> **SET TASK**:
Word for word, restate every line of the listing that follows.

Data entries:
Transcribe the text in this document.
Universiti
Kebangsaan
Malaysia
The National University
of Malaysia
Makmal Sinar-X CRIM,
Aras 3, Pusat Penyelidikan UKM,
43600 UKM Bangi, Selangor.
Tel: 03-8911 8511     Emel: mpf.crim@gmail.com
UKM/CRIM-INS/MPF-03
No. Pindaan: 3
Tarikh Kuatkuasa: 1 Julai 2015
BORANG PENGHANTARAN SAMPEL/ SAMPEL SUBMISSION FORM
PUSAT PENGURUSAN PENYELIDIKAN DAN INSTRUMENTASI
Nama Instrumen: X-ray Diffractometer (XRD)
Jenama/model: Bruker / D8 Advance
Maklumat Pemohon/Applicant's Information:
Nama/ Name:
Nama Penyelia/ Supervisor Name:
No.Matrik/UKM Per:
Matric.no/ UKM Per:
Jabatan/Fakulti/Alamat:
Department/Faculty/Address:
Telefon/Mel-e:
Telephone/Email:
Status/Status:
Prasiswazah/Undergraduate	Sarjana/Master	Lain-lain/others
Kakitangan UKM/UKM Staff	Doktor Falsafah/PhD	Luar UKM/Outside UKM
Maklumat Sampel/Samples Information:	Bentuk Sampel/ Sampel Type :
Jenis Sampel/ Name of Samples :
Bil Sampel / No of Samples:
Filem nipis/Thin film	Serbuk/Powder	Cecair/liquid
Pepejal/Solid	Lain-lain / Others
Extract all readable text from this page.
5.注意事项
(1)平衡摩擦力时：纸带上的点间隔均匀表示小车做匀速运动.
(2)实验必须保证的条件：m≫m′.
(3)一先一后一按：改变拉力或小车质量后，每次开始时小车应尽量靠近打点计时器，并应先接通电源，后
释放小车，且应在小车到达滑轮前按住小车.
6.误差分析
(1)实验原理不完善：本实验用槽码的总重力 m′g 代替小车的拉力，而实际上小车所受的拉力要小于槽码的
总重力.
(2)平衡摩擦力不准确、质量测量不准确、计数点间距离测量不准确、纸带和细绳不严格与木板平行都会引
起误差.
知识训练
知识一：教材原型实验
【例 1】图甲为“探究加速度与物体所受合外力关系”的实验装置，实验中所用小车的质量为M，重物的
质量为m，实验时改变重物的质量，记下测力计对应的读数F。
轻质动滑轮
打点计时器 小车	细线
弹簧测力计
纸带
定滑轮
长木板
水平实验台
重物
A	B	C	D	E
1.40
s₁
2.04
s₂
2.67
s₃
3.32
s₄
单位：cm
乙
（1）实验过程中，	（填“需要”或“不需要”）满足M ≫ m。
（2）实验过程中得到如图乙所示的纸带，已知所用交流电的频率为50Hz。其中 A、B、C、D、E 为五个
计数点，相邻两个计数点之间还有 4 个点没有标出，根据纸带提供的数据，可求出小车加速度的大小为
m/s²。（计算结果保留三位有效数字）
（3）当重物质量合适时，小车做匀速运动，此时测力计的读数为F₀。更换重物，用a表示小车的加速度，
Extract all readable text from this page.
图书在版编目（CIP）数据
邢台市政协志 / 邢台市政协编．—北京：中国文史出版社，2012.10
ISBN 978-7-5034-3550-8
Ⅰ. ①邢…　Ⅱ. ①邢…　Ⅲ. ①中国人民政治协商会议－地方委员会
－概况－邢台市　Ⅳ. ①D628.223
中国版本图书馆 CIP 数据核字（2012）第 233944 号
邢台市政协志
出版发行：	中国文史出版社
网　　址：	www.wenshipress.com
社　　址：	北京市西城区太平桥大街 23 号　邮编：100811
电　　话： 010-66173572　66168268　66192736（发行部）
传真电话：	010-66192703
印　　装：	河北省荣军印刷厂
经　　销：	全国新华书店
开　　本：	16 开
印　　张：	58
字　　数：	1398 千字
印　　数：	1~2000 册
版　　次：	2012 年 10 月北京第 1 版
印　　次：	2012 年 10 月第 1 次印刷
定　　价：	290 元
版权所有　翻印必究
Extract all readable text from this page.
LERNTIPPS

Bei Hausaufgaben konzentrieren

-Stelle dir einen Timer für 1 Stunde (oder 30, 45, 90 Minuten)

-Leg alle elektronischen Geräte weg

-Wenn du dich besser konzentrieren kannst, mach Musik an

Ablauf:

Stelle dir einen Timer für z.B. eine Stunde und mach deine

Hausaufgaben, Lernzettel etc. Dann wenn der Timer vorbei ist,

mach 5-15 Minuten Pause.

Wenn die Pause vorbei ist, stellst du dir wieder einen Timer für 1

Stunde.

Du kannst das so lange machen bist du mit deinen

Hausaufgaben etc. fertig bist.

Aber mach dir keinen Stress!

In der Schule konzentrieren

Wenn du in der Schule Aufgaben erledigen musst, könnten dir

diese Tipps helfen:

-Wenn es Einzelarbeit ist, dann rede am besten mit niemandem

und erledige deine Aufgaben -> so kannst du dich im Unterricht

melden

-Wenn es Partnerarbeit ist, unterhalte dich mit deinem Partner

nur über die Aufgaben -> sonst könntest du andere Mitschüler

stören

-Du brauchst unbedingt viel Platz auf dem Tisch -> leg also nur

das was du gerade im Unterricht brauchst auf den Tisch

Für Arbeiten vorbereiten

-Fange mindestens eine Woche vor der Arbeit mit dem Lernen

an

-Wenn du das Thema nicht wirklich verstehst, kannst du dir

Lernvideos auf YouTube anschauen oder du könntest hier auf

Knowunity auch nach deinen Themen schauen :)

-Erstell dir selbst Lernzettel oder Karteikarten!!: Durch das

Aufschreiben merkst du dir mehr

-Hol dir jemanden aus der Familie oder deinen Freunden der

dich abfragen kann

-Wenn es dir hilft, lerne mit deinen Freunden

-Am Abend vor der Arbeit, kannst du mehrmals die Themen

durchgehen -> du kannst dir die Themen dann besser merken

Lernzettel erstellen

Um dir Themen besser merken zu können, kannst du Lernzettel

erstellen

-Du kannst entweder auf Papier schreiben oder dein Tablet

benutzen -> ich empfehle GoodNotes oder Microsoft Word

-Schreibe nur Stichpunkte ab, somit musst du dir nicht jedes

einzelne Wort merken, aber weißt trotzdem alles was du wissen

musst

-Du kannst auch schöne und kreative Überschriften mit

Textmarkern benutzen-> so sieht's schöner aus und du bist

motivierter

> **TASK RESPONSE**:
Transcribe the text in this document.
Universiti
Kebangsaan
Malaysia
The National University
of Malaysia
Makmal Sinar-X CRIM,
Aras 3, Pusat Penyelidikan UKM,
43600 UKM Bangi, Selangor.
Tel: 03-8911 8511     Emel: mpf.crim@gmail.com
UKM/CRIM-INS/MPF-03
No. Pindaan: 3
Tarikh Kuatkuasa: 1 Julai 2015
BORANG PENGHANTARAN SAMPEL/ SAMPEL SUBMISSION FORM
PUSAT PENGURUSAN PENYELIDIKAN DAN INSTRUMENTASI
Nama Instrumen: X-ray Diffractometer (XRD)
Jenama/model: Bruker / D8 Advance
Maklumat Pemohon/Applicant's Information:
Nama/ Name:
Nama Penyelia/ Supervisor Name:
No.Matrik/UKM Per:
Matric.no/ UKM Per:
Jabatan/Fakulti/Alamat:
Department/Faculty/Address:
Telefon/Mel-e:
Telephone/Email:
Status/Status:
Prasiswazah/Undergraduate	Sarjana/Master	Lain-lain/others
Kakitangan UKM/UKM Staff	Doktor Falsafah/PhD	Luar UKM/Outside UKM
Maklumat Sampel/Samples Information:	Bentuk Sampel/ Sampel Type :
Jenis Sampel/ Name of Samples :
Bil Sampel / No of Samples:
Filem nipis/Thin film	Serbuk/Powder	Cecair/liquid
Pepejal/Solid	Lain-lain / Others
Extract all readable text from this page.
5.注意事项
(1)平衡摩擦力时：纸带上的点间隔均匀表示小车做匀速运动.
(2)实验必须保证的条件：m≫m′.
(3)一先一后一按：改变拉力或小车质量后，每次开始时小车应尽量靠近打点计时器，并应先接通电源，后
释放小车，且应在小车到达滑轮前按住小车.
6.误差分析
(1)实验原理不完善：本实验用槽码的总重力 m′g 代替小车的拉力，而实际上小车所受的拉力要小于槽码的
总重力.
(2)平衡摩擦力不准确、质量测量不准确、计数点间距离测量不准确、纸带和细绳不严格与木板平行都会引
起误差.
知识训练
知识一：教材原型实验
【例 1】图甲为“探究加速度与物体所受合外力关系”的实验装置，实验中所用小车的质量为M，重物的
质量为m，实验时改变重物的质量，记下测力计对应的读数F。
轻质动滑轮
打点计时器 小车	细线
弹簧测力计
纸带
定滑轮
长木板
水平实验台
重物
A	B	C	D	E
1.40
s₁
2.04
s₂
2.67
s₃
3.32
s₄
单位：cm
乙
（1）实验过程中，	（填“需要”或“不需要”）满足M ≫ m。
（2）实验过程中得到如图乙所示的纸带，已知所用交流电的频率为50Hz。其中 A、B、C、D、E 为五个
计数点，相邻两个计数点之间还有 4 个点没有标出，根据纸带提供的数据，可求出小车加速度的大小为
m/s²。（计算结果保留三位有效数字）
（3）当重物质量合适时，小车做匀速运动，此时测力计的读数为F₀。更换重物，用a表示小车的加速度，
Extract all readable text from this page.
图书在版编目（CIP）数据
邢台市政协志 / 邢台市政协编．—北京：中国文史出版社，2012.10
ISBN 978-7-5034-3550-8
Ⅰ. ①邢…　Ⅱ. ①邢…　Ⅲ. ①中国人民政治协商会议－地方委员会
－概况－邢台市　Ⅳ. ①D628.223
中国版本图书馆 CIP 数据核字（2012）第 233944 号
邢台市政协志
出版发行：	中国文史出版社
网　　址：	www.wenshipress.com
社　　址：	北京市西城区太平桥大街 23 号　邮编：100811
电　　话： 010-66173572　66168268　66192736（发行部）
传真电话：	010-66192703
印　　装：	河北省荣军印刷厂
经　　销：	全国新华书店
开　　本：	16 开
印　　张：	58
字　　数：	1398 千字
印　　数：	1~2000 册
版　　次：	2012 年 10 月北京第 1 版
印　　次：	2012 年 10 月第 1 次印刷
定　　价：	290 元
版权所有　翻印必究
Extract all readable text from this page.
LERNTIPPS

Bei Hausaufgaben konzentrieren

-Stelle dir einen Timer für 1 Stunde (oder 30, 45, 90 Minuten)

-Leg alle elektronischen Geräte weg

-Wenn du dich besser konzentrieren kannst, mach Musik an

Ablauf:

Stelle dir einen Timer für z.B. eine Stunde und mach deine

Hausaufgaben, Lernzettel etc. Dann wenn der Timer vorbei ist,

mach 5-15 Minuten Pause.

Wenn die Pause vorbei ist, stellst du dir wieder einen Timer für 1

Stunde.

Du kannst das so lange machen bist du mit deinen

Hausaufgaben etc. fertig bist.

Aber mach dir keinen Stress!

In der Schule konzentrieren

Wenn du in der Schule Aufgaben erledigen musst, könnten dir

diese Tipps helfen:

-Wenn es Einzelarbeit ist, dann rede am besten mit niemandem

und erledige deine Aufgaben -> so kannst du dich im Unterricht

melden

-Wenn es Partnerarbeit ist, unterhalte dich mit deinem Partner

nur über die Aufgaben -> sonst könntest du andere Mitschüler

stören

-Du brauchst unbedingt viel Platz auf dem Tisch -> leg also nur

das was du gerade im Unterricht brauchst auf den Tisch

Für Arbeiten vorbereiten

-Fange mindestens eine Woche vor der Arbeit mit dem Lernen

an

-Wenn du das Thema nicht wirklich verstehst, kannst du dir

Lernvideos auf YouTube anschauen oder du könntest hier auf

Knowunity auch nach deinen Themen schauen :)

-Erstell dir selbst Lernzettel oder Karteikarten!!: Durch das

Aufschreiben merkst du dir mehr

-Hol dir jemanden aus der Familie oder deinen Freunden der

dich abfragen kann

-Wenn es dir hilft, lerne mit deinen Freunden

-Am Abend vor der Arbeit, kannst du mehrmals die Themen

durchgehen -> du kannst dir die Themen dann besser merken

Lernzettel erstellen

Um dir Themen besser merken zu können, kannst du Lernzettel

erstellen

-Du kannst entweder auf Papier schreiben oder dein Tablet

benutzen -> ich empfehle GoodNotes oder Microsoft Word

-Schreibe nur Stichpunkte ab, somit musst du dir nicht jedes

einzelne Wort merken, aber weißt trotzdem alles was du wissen

musst

-Du kannst auch schöne und kreative Überschriften mit

Textmarkern benutzen-> so sieht's schöner aus und du bist

motivierter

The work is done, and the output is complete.